Stored dataset items:
◆ ◆ ◆ ◆ ◆

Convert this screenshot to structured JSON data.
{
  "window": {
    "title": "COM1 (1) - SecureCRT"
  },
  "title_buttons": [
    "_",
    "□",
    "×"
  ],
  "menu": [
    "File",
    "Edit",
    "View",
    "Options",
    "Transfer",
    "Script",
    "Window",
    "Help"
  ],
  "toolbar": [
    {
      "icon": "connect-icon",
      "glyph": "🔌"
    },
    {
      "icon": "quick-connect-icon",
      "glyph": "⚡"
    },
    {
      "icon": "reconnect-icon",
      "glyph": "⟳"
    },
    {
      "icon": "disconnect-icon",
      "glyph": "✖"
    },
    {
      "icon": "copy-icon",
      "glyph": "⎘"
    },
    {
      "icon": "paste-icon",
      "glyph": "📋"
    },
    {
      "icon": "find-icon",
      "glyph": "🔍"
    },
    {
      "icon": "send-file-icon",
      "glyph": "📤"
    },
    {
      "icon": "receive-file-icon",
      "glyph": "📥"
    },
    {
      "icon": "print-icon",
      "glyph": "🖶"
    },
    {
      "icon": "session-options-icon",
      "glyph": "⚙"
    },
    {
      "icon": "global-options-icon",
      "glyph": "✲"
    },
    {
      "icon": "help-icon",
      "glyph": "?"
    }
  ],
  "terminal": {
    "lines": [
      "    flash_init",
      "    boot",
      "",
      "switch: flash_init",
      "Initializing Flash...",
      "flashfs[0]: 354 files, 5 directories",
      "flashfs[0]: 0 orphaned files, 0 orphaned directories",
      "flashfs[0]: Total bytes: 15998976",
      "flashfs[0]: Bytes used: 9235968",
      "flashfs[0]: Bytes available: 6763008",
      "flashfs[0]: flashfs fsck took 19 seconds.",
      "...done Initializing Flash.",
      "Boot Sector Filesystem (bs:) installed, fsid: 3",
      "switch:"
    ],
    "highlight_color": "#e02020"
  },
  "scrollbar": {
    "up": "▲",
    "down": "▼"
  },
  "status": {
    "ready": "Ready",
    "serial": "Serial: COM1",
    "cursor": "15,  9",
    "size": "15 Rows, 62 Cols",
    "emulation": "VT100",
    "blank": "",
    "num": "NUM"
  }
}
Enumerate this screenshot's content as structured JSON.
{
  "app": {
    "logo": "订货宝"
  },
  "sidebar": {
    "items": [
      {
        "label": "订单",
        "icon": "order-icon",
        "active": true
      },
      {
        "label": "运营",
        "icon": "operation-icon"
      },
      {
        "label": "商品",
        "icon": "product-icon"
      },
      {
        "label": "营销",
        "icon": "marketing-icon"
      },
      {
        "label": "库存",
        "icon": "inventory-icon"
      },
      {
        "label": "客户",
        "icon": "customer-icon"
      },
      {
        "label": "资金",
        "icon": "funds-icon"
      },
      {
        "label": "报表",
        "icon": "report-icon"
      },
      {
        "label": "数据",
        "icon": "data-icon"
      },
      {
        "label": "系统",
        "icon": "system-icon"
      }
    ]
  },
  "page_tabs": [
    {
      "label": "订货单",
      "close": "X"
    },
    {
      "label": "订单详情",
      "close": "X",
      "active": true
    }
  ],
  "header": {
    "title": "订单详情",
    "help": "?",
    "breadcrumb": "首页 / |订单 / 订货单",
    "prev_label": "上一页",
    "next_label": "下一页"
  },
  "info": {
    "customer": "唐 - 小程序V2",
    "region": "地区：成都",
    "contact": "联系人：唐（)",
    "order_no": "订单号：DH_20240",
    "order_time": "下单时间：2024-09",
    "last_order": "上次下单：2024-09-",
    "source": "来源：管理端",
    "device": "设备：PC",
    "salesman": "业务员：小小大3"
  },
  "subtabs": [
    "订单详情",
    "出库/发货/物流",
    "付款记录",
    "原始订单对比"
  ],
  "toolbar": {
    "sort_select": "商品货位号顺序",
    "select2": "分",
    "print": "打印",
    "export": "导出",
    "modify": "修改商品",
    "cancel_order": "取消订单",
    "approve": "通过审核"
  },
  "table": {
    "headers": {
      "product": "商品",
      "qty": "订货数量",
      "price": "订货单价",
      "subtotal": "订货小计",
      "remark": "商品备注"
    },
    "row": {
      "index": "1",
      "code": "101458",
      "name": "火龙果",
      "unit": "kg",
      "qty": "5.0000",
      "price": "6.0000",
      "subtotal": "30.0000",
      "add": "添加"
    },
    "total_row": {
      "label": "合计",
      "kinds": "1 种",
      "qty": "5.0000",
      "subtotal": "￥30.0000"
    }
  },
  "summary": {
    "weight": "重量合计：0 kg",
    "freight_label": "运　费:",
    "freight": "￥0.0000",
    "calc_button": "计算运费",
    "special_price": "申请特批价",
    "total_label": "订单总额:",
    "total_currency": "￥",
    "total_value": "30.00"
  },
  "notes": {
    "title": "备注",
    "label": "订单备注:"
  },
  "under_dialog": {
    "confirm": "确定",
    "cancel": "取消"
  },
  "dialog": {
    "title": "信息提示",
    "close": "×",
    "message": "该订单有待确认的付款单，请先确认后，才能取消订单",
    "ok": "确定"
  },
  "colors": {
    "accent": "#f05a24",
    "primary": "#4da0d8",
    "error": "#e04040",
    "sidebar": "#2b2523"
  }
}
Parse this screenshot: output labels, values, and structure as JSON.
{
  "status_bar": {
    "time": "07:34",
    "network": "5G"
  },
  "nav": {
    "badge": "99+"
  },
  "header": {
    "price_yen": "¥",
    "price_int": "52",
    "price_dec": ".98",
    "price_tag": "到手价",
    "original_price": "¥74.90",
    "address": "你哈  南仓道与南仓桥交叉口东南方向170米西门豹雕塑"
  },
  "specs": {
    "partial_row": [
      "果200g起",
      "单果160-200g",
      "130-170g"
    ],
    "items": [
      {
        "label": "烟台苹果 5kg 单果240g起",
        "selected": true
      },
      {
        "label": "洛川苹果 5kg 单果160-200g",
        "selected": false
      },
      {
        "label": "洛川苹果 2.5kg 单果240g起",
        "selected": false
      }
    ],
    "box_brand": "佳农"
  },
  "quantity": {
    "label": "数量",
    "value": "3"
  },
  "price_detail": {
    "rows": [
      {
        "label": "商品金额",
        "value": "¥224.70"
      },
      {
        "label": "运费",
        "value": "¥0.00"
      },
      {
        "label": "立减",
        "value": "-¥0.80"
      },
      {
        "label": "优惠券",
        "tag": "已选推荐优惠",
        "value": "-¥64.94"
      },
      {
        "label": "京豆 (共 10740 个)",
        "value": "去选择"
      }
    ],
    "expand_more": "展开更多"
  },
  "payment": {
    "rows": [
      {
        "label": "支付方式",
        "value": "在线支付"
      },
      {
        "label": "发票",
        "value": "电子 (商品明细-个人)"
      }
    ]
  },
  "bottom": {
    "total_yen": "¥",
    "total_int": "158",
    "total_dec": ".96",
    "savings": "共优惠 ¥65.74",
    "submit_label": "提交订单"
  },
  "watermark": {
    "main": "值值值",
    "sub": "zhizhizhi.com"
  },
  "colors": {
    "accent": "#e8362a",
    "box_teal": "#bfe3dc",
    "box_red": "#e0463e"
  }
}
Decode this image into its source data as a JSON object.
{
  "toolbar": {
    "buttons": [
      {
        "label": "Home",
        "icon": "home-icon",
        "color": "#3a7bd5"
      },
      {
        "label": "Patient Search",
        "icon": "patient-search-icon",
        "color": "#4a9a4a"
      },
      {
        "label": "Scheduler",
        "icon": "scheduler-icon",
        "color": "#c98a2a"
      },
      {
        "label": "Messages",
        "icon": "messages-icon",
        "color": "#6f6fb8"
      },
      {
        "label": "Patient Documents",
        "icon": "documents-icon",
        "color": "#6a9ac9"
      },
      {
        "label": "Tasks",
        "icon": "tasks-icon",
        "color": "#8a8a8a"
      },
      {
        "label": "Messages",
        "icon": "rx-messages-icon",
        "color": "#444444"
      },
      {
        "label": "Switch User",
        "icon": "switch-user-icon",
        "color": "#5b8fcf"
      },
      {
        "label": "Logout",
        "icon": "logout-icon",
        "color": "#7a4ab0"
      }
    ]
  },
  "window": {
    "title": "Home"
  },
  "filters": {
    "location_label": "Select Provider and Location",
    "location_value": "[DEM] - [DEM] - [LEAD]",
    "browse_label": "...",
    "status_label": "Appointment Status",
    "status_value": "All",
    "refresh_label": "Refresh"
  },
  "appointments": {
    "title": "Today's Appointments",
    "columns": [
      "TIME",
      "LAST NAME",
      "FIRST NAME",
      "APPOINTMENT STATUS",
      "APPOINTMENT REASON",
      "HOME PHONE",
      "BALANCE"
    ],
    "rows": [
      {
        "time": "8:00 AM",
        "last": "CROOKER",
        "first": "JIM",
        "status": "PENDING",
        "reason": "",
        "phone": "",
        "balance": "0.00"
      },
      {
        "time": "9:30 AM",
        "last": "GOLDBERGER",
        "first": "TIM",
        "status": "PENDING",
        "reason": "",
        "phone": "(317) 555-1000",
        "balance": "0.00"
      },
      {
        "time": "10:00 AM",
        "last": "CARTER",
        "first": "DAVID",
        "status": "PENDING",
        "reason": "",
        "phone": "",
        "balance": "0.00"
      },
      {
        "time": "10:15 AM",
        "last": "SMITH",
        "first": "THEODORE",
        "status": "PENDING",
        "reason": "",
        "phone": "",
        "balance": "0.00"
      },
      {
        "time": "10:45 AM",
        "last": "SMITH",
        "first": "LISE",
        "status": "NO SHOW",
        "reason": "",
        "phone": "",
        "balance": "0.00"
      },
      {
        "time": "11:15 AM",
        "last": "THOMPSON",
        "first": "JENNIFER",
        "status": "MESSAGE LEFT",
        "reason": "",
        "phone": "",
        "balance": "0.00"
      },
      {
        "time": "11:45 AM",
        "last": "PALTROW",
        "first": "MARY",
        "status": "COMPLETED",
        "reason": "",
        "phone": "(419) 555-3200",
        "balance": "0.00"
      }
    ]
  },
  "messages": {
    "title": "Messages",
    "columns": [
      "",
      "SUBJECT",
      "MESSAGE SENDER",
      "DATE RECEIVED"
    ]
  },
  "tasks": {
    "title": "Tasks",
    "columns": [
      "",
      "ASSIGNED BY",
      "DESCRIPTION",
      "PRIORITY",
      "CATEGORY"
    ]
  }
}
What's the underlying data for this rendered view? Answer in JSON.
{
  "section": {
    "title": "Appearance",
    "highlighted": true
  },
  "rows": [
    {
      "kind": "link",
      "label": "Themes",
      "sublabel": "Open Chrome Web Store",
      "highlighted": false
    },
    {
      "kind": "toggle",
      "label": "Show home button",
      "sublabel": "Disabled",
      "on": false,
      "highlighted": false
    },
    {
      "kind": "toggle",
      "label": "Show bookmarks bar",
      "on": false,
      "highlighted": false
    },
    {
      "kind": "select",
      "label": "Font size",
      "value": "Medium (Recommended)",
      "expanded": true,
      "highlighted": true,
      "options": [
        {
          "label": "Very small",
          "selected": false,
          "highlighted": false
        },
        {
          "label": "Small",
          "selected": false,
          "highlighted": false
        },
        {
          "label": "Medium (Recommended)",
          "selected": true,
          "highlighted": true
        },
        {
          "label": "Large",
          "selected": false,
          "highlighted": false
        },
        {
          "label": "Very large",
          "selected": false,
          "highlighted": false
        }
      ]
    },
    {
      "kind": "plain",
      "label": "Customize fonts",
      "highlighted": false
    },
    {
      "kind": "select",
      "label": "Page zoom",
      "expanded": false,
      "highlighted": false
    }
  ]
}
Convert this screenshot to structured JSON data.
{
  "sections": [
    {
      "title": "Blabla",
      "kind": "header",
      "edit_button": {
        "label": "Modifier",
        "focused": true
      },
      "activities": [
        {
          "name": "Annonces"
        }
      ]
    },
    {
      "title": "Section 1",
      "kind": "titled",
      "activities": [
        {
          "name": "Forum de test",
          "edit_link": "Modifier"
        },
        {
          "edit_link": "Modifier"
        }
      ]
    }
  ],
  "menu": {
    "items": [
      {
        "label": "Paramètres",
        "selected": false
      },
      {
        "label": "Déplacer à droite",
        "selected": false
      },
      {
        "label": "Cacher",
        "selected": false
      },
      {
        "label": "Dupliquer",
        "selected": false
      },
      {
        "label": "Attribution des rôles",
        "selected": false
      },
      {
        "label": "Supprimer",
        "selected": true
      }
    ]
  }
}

◆ ◆ ◆ ◆ ◆

THE PROBLEM -
From the records above, pull out each line that has "sublabel".

EXERCISE ANSWER -
      "sublabel": "Open Chrome Web Store",
      "sublabel": "Disabled",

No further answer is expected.